TASK DIRECTIONS: Using the listing below, copy every line that mentions "icon".

==============================

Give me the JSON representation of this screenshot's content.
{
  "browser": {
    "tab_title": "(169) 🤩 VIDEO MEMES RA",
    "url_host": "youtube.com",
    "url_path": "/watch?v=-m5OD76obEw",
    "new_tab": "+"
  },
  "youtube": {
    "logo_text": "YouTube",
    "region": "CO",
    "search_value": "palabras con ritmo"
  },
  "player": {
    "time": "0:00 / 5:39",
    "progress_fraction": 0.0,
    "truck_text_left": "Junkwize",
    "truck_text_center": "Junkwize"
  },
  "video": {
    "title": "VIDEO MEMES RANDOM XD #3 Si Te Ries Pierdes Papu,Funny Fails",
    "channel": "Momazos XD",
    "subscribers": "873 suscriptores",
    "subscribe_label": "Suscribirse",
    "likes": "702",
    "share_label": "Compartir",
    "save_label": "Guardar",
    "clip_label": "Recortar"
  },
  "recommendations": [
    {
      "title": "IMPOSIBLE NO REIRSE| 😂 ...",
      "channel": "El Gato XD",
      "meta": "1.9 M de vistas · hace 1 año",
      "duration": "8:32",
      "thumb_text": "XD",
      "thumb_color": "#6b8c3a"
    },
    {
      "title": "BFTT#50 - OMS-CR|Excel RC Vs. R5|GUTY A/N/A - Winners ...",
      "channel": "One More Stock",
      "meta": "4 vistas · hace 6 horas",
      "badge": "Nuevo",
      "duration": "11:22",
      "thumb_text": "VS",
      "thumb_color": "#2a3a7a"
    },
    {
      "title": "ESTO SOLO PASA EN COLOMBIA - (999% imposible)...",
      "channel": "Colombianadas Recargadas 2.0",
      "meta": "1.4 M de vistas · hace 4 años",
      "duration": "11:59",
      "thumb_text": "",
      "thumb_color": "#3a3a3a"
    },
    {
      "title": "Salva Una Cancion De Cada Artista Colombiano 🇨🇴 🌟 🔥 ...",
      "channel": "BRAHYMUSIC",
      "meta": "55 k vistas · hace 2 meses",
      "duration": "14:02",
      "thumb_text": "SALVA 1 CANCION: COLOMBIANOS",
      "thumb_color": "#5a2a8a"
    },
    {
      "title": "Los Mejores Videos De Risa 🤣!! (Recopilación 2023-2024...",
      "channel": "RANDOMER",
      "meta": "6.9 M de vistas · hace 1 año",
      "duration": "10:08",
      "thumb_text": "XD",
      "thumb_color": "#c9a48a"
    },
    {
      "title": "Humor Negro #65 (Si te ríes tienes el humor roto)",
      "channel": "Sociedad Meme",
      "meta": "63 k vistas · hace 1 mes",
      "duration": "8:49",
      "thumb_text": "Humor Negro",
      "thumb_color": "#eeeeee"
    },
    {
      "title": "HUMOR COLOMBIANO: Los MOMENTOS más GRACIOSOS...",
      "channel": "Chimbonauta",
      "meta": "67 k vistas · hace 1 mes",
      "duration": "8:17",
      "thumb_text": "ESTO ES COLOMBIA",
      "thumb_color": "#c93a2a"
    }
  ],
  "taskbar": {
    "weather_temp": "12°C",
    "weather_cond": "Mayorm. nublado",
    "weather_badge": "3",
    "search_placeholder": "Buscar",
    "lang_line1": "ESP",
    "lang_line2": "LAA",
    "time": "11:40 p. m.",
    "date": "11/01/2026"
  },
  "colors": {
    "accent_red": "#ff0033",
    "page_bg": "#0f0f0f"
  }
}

==============================

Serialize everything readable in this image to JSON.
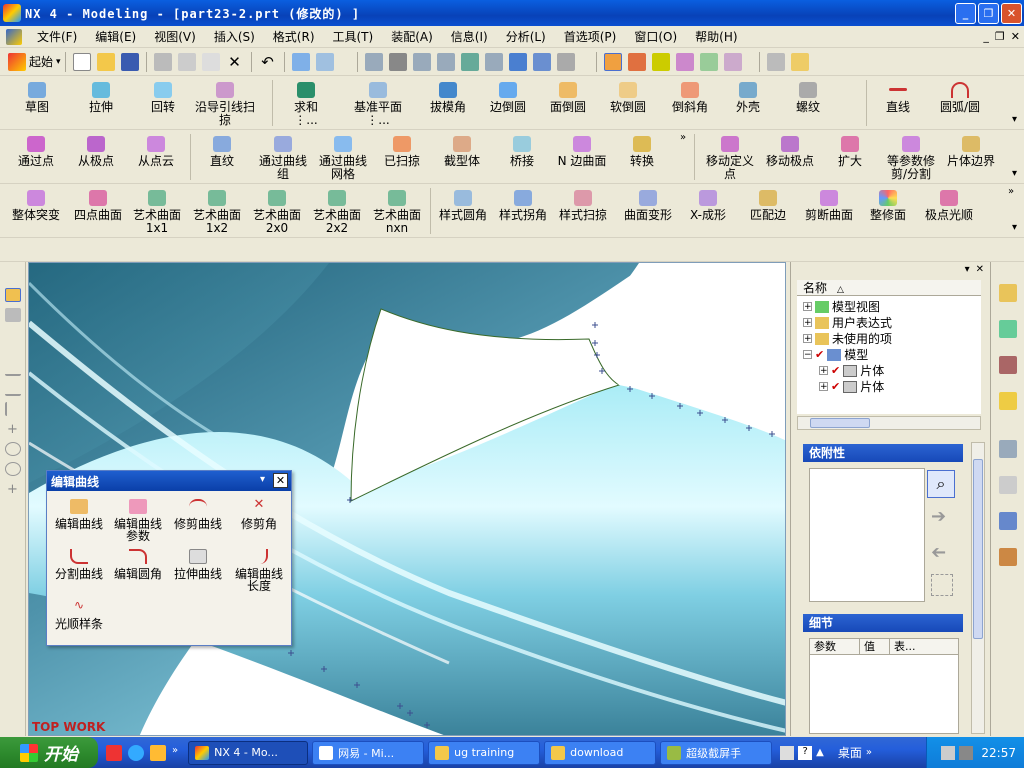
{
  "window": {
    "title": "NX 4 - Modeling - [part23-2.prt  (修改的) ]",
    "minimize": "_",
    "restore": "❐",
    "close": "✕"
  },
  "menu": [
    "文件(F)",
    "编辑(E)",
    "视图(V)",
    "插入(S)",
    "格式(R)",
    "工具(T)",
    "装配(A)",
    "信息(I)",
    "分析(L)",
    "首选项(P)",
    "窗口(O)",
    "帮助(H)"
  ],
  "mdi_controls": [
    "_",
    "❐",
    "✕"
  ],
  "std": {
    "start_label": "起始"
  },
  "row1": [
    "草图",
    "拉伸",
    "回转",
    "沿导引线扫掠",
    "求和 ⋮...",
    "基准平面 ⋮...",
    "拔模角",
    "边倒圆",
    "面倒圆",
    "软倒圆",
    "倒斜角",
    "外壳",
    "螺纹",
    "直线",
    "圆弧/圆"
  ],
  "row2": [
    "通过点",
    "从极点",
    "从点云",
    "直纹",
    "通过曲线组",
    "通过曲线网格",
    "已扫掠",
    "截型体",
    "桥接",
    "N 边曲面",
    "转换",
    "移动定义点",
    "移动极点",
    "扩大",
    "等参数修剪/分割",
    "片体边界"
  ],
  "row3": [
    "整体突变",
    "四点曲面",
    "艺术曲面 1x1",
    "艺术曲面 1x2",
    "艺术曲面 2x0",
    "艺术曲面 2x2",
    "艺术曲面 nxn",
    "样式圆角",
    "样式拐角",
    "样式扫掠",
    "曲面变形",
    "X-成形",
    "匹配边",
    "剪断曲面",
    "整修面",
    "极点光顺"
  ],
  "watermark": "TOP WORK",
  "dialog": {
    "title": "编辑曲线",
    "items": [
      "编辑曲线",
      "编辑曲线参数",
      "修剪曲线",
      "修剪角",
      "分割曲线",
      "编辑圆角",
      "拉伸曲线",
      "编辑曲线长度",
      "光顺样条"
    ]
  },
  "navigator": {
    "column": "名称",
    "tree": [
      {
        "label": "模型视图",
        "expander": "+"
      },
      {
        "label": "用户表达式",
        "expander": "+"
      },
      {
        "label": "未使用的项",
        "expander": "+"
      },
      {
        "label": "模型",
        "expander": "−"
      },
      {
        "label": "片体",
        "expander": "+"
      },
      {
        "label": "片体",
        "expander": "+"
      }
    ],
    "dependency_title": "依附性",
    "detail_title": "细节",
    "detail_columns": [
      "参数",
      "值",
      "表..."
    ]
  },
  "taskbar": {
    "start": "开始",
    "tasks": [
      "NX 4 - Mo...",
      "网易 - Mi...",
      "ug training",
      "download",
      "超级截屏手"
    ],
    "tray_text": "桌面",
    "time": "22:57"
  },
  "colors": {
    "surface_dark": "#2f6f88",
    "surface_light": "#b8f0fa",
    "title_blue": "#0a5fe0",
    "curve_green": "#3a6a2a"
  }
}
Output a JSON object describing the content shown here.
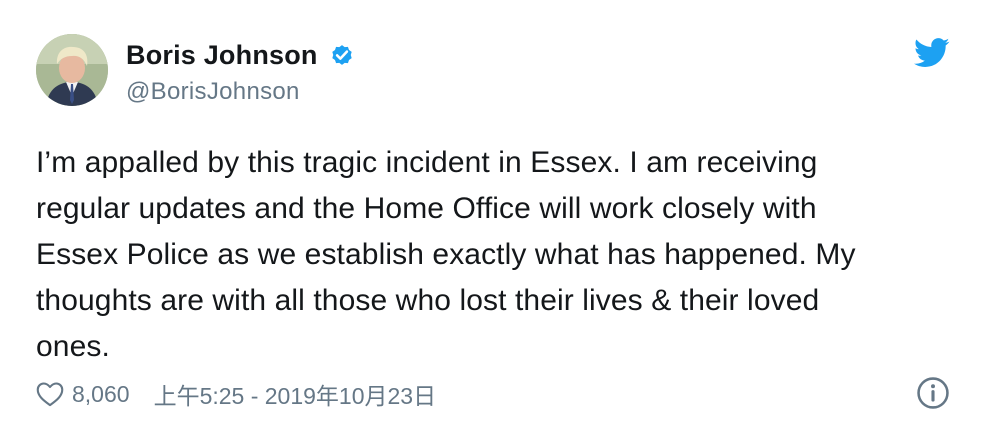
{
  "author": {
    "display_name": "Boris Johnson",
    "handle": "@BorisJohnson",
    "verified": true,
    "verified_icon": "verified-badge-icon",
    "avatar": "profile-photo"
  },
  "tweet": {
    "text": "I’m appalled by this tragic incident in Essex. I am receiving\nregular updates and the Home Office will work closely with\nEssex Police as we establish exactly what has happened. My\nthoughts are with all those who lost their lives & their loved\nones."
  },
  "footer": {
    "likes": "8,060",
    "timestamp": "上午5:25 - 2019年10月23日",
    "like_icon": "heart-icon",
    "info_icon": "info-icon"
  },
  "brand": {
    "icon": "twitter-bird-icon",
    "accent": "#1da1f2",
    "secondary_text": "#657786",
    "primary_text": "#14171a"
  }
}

==============================

SOLUTION FOR THIS TASK:
    "verified_icon": "verified-badge-icon",
    "like_icon": "heart-icon",
    "info_icon": "info-icon"
    "icon": "twitter-bird-icon",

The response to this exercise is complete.